# [Stored records]
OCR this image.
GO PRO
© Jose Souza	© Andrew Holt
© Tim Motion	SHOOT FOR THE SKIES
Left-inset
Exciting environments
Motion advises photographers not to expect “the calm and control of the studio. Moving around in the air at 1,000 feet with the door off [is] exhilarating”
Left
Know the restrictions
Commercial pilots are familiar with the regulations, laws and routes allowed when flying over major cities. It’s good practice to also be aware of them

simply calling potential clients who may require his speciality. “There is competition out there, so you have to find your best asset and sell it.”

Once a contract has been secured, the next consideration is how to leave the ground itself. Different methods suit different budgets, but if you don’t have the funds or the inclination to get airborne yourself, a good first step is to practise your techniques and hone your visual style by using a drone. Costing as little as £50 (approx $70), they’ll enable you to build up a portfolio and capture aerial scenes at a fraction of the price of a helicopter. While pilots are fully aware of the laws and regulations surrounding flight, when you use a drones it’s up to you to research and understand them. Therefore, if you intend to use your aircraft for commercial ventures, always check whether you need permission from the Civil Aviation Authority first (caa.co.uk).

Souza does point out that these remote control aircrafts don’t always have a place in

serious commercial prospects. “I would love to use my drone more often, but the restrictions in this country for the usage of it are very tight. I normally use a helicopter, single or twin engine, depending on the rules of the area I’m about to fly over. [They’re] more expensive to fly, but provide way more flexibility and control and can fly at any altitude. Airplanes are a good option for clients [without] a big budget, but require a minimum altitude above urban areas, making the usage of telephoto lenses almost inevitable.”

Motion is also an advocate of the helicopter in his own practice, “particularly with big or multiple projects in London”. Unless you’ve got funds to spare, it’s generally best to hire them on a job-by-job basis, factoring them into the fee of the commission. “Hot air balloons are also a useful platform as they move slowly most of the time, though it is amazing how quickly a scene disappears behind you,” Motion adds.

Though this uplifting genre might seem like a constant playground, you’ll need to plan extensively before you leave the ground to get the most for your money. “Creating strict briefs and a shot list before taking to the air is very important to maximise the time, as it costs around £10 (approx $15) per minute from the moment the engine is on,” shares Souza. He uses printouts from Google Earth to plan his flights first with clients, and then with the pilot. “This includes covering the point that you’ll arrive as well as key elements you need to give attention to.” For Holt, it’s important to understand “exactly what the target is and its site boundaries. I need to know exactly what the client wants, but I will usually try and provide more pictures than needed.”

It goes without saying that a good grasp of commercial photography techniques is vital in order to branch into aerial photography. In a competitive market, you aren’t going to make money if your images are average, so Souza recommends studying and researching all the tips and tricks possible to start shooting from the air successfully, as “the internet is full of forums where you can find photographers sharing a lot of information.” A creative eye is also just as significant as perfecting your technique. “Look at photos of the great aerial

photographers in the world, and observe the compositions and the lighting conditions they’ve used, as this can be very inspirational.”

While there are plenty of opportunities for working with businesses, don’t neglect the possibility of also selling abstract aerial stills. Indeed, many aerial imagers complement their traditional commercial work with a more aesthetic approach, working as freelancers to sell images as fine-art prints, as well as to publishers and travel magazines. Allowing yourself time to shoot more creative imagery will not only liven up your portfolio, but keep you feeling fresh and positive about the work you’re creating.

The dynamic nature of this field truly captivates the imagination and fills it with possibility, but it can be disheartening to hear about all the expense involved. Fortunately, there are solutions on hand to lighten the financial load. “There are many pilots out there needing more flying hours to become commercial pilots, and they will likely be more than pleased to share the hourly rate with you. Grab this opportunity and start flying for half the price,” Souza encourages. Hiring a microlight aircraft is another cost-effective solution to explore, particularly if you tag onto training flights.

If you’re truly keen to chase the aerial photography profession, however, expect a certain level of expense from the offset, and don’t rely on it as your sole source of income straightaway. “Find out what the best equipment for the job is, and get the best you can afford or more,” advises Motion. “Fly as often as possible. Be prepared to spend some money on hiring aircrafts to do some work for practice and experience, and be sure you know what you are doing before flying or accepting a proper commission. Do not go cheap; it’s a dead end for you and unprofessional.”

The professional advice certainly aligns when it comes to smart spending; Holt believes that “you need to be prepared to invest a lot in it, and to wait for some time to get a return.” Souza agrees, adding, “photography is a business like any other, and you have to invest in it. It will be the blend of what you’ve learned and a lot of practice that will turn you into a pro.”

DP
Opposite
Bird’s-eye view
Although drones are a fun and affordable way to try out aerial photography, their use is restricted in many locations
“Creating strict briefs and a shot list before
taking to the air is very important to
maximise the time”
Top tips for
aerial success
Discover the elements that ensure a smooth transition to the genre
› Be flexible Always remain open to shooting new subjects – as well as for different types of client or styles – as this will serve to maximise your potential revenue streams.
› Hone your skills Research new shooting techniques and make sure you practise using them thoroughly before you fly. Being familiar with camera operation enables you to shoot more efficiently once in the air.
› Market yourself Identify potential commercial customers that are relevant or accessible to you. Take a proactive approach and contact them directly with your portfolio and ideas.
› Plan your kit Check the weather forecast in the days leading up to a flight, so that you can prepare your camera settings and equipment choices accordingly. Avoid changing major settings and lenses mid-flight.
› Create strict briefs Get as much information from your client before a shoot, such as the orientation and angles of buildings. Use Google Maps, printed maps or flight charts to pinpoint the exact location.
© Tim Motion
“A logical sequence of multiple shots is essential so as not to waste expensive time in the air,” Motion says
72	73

# [Exercise requirements]
Write the data out again in full and exactly.

# [Exercise output]
OCR this image.
GO PRO
© Jose Souza	© Andrew Holt
© Tim Motion	SHOOT FOR THE SKIES
Left-inset
Exciting environments
Motion advises photographers not to expect “the calm and control of the studio. Moving around in the air at 1,000 feet with the door off [is] exhilarating”
Left
Know the restrictions
Commercial pilots are familiar with the regulations, laws and routes allowed when flying over major cities. It’s good practice to also be aware of them

simply calling potential clients who may require his speciality. “There is competition out there, so you have to find your best asset and sell it.”

Once a contract has been secured, the next consideration is how to leave the ground itself. Different methods suit different budgets, but if you don’t have the funds or the inclination to get airborne yourself, a good first step is to practise your techniques and hone your visual style by using a drone. Costing as little as £50 (approx $70), they’ll enable you to build up a portfolio and capture aerial scenes at a fraction of the price of a helicopter. While pilots are fully aware of the laws and regulations surrounding flight, when you use a drones it’s up to you to research and understand them. Therefore, if you intend to use your aircraft for commercial ventures, always check whether you need permission from the Civil Aviation Authority first (caa.co.uk).

Souza does point out that these remote control aircrafts don’t always have a place in

serious commercial prospects. “I would love to use my drone more often, but the restrictions in this country for the usage of it are very tight. I normally use a helicopter, single or twin engine, depending on the rules of the area I’m about to fly over. [They’re] more expensive to fly, but provide way more flexibility and control and can fly at any altitude. Airplanes are a good option for clients [without] a big budget, but require a minimum altitude above urban areas, making the usage of telephoto lenses almost inevitable.”

Motion is also an advocate of the helicopter in his own practice, “particularly with big or multiple projects in London”. Unless you’ve got funds to spare, it’s generally best to hire them on a job-by-job basis, factoring them into the fee of the commission. “Hot air balloons are also a useful platform as they move slowly most of the time, though it is amazing how quickly a scene disappears behind you,” Motion adds.

Though this uplifting genre might seem like a constant playground, you’ll need to plan extensively before you leave the ground to get the most for your money. “Creating strict briefs and a shot list before taking to the air is very important to maximise the time, as it costs around £10 (approx $15) per minute from the moment the engine is on,” shares Souza. He uses printouts from Google Earth to plan his flights first with clients, and then with the pilot. “This includes covering the point that you’ll arrive as well as key elements you need to give attention to.” For Holt, it’s important to understand “exactly what the target is and its site boundaries. I need to know exactly what the client wants, but I will usually try and provide more pictures than needed.”

It goes without saying that a good grasp of commercial photography techniques is vital in order to branch into aerial photography. In a competitive market, you aren’t going to make money if your images are average, so Souza recommends studying and researching all the tips and tricks possible to start shooting from the air successfully, as “the internet is full of forums where you can find photographers sharing a lot of information.” A creative eye is also just as significant as perfecting your technique. “Look at photos of the great aerial

photographers in the world, and observe the compositions and the lighting conditions they’ve used, as this can be very inspirational.”

While there are plenty of opportunities for working with businesses, don’t neglect the possibility of also selling abstract aerial stills. Indeed, many aerial imagers complement their traditional commercial work with a more aesthetic approach, working as freelancers to sell images as fine-art prints, as well as to publishers and travel magazines. Allowing yourself time to shoot more creative imagery will not only liven up your portfolio, but keep you feeling fresh and positive about the work you’re creating.

The dynamic nature of this field truly captivates the imagination and fills it with possibility, but it can be disheartening to hear about all the expense involved. Fortunately, there are solutions on hand to lighten the financial load. “There are many pilots out there needing more flying hours to become commercial pilots, and they will likely be more than pleased to share the hourly rate with you. Grab this opportunity and start flying for half the price,” Souza encourages. Hiring a microlight aircraft is another cost-effective solution to explore, particularly if you tag onto training flights.

If you’re truly keen to chase the aerial photography profession, however, expect a certain level of expense from the offset, and don’t rely on it as your sole source of income straightaway. “Find out what the best equipment for the job is, and get the best you can afford or more,” advises Motion. “Fly as often as possible. Be prepared to spend some money on hiring aircrafts to do some work for practice and experience, and be sure you know what you are doing before flying or accepting a proper commission. Do not go cheap; it’s a dead end for you and unprofessional.”

The professional advice certainly aligns when it comes to smart spending; Holt believes that “you need to be prepared to invest a lot in it, and to wait for some time to get a return.” Souza agrees, adding, “photography is a business like any other, and you have to invest in it. It will be the blend of what you’ve learned and a lot of practice that will turn you into a pro.”

DP
Opposite
Bird’s-eye view
Although drones are a fun and affordable way to try out aerial photography, their use is restricted in many locations
“Creating strict briefs and a shot list before
taking to the air is very important to
maximise the time”
Top tips for
aerial success
Discover the elements that ensure a smooth transition to the genre
› Be flexible Always remain open to shooting new subjects – as well as for different types of client or styles – as this will serve to maximise your potential revenue streams.
› Hone your skills Research new shooting techniques and make sure you practise using them thoroughly before you fly. Being familiar with camera operation enables you to shoot more efficiently once in the air.
› Market yourself Identify potential commercial customers that are relevant or accessible to you. Take a proactive approach and contact them directly with your portfolio and ideas.
› Plan your kit Check the weather forecast in the days leading up to a flight, so that you can prepare your camera settings and equipment choices accordingly. Avoid changing major settings and lenses mid-flight.
› Create strict briefs Get as much information from your client before a shoot, such as the orientation and angles of buildings. Use Google Maps, printed maps or flight charts to pinpoint the exact location.
© Tim Motion
“A logical sequence of multiple shots is essential so as not to waste expensive time in the air,” Motion says
72	73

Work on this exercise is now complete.